MATERIAL PROVIDED ::
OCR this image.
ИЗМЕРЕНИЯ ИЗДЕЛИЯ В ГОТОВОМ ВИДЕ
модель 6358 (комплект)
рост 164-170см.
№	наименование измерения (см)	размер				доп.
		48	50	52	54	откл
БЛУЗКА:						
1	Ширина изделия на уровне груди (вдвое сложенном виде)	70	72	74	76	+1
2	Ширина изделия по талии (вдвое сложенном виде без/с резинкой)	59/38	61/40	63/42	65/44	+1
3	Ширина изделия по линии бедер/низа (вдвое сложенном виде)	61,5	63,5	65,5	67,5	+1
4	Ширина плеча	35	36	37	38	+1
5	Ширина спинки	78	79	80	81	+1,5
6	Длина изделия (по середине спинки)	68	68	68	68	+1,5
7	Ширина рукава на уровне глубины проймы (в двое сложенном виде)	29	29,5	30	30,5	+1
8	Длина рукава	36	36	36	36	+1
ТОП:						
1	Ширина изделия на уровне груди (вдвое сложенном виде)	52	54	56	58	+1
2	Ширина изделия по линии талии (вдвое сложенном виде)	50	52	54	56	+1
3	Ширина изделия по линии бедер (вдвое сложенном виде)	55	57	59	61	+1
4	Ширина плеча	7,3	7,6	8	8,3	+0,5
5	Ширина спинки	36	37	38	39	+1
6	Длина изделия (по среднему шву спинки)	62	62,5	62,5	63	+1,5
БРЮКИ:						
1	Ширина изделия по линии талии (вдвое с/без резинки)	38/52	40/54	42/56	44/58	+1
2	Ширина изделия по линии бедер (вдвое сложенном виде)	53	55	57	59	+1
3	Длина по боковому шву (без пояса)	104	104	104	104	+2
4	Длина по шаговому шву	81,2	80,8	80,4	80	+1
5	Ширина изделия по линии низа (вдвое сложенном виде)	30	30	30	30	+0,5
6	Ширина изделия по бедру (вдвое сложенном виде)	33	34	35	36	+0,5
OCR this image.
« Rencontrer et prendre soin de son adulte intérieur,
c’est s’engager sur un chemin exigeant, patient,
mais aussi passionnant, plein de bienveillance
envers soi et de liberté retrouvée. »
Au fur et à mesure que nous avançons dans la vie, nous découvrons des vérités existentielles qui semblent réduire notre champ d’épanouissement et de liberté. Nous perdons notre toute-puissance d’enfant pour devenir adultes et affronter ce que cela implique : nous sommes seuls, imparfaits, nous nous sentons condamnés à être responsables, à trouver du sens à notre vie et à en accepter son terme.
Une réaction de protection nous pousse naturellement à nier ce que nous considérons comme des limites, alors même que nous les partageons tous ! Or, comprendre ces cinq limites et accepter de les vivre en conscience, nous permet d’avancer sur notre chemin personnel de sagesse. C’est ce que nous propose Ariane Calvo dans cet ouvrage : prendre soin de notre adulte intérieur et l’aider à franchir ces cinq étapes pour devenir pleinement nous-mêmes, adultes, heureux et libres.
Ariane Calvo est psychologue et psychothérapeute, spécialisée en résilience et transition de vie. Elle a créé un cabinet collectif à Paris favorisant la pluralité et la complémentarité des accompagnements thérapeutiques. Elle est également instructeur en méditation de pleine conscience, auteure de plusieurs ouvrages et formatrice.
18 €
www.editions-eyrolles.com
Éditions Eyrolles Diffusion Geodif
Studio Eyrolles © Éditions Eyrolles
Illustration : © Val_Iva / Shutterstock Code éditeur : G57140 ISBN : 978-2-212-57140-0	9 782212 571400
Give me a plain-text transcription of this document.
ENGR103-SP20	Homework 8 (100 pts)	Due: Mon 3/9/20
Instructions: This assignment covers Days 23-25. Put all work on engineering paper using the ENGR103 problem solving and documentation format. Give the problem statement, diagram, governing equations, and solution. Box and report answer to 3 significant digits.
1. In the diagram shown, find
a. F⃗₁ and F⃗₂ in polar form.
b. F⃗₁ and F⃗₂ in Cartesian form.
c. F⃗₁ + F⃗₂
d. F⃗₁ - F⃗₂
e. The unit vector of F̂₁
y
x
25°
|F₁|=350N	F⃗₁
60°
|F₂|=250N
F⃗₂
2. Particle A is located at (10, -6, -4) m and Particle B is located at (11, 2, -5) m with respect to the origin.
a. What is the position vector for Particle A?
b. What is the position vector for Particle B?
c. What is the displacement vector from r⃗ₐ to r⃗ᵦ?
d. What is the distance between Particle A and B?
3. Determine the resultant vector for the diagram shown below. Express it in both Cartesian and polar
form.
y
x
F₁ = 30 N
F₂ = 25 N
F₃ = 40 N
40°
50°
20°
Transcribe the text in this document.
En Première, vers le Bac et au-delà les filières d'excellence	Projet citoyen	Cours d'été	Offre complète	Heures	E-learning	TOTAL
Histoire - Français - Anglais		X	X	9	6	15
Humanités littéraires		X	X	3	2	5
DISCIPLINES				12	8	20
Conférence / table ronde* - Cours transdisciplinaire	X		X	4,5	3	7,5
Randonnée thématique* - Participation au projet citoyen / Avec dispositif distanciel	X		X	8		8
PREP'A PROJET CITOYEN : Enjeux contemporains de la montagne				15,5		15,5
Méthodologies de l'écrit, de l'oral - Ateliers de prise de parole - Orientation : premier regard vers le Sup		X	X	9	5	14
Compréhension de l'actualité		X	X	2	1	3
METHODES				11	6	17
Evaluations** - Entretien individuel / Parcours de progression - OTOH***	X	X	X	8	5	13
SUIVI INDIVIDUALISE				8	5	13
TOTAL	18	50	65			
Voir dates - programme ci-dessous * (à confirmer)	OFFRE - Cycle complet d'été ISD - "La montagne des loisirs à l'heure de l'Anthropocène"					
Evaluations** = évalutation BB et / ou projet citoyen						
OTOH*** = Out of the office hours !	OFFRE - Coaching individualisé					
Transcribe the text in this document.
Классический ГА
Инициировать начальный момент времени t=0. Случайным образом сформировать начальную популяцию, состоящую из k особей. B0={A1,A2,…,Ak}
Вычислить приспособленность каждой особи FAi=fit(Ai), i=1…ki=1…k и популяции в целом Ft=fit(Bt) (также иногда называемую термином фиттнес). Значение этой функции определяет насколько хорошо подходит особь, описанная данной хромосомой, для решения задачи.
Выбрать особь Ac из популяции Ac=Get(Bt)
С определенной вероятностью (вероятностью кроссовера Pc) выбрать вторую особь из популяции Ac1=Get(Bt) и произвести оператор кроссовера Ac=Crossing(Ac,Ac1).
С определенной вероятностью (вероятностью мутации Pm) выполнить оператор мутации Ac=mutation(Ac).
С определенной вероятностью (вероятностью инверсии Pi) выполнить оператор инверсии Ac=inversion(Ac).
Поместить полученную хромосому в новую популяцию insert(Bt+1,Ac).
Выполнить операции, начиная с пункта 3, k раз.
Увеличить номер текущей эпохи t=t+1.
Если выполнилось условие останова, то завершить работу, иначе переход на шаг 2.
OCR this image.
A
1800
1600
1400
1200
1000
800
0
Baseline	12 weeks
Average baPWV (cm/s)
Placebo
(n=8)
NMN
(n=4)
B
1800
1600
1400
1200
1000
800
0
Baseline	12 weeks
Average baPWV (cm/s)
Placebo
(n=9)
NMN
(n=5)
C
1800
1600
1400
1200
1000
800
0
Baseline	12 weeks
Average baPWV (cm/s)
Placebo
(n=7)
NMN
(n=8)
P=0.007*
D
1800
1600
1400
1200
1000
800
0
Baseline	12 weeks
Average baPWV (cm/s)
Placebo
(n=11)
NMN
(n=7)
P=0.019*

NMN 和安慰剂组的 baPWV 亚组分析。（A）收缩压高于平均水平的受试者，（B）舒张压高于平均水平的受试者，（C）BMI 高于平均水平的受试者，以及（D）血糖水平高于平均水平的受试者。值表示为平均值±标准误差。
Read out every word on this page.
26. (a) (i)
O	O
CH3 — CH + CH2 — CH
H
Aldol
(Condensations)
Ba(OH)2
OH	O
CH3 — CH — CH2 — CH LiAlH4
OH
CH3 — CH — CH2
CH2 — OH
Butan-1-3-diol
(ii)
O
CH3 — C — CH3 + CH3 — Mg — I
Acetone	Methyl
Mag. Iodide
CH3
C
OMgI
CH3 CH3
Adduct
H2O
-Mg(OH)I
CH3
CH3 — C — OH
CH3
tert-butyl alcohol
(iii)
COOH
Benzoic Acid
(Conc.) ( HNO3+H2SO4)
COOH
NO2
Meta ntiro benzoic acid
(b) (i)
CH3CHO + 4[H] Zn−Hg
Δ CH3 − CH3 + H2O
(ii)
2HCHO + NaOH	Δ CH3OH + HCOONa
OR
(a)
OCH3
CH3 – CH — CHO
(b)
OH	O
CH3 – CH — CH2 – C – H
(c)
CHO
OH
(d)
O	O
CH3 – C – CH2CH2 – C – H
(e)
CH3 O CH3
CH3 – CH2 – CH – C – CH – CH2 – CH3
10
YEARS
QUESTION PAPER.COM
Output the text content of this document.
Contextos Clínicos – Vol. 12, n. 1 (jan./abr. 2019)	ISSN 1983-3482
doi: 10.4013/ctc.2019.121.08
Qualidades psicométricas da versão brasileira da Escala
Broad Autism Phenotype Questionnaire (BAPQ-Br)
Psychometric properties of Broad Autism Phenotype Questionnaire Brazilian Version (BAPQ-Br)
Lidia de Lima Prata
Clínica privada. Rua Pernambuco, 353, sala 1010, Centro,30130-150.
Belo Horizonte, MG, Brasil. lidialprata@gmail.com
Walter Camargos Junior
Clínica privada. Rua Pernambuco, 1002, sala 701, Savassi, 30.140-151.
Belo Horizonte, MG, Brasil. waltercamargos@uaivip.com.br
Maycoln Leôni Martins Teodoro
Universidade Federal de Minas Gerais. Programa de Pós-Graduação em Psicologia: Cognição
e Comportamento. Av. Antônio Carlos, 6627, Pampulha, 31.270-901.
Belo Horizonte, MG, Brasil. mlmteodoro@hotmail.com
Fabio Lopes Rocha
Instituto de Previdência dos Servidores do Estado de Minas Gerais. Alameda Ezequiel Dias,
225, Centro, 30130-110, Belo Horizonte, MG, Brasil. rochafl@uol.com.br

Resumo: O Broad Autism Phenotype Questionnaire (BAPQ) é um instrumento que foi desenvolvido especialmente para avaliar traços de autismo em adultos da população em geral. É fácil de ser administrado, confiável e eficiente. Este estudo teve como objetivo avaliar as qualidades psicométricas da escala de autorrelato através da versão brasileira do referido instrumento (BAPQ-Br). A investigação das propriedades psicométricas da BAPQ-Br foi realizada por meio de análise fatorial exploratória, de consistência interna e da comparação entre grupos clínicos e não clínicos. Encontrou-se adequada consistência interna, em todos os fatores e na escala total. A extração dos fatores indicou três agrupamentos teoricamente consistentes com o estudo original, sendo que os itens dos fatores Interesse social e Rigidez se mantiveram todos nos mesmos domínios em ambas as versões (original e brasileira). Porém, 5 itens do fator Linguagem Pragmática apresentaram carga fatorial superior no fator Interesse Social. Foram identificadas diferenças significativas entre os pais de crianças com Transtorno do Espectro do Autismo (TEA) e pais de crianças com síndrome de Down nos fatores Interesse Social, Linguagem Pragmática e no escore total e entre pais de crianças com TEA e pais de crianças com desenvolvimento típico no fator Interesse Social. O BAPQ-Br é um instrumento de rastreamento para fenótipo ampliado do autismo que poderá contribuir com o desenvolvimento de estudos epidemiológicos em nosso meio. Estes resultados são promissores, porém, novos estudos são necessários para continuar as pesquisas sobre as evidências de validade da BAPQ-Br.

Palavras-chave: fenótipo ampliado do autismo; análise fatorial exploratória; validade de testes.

THE TASK :: Extract from the material all lines containing the string "особь".

COMPLETED TASK ::
Вычислить приспособленность каждой особи FAi=fit(Ai), i=1…ki=1…k и популяции в целом Ft=fit(Bt) (также иногда называемую термином фиттнес). Значение этой функции определяет насколько хорошо подходит особь, описанная данной хромосомой, для решения задачи.
Выбрать особь Ac из популяции Ac=Get(Bt)
С определенной вероятностью (вероятностью кроссовера Pc) выбрать вторую особь из популяции Ac1=Get(Bt) и произвести оператор кроссовера Ac=Crossing(Ac,Ac1).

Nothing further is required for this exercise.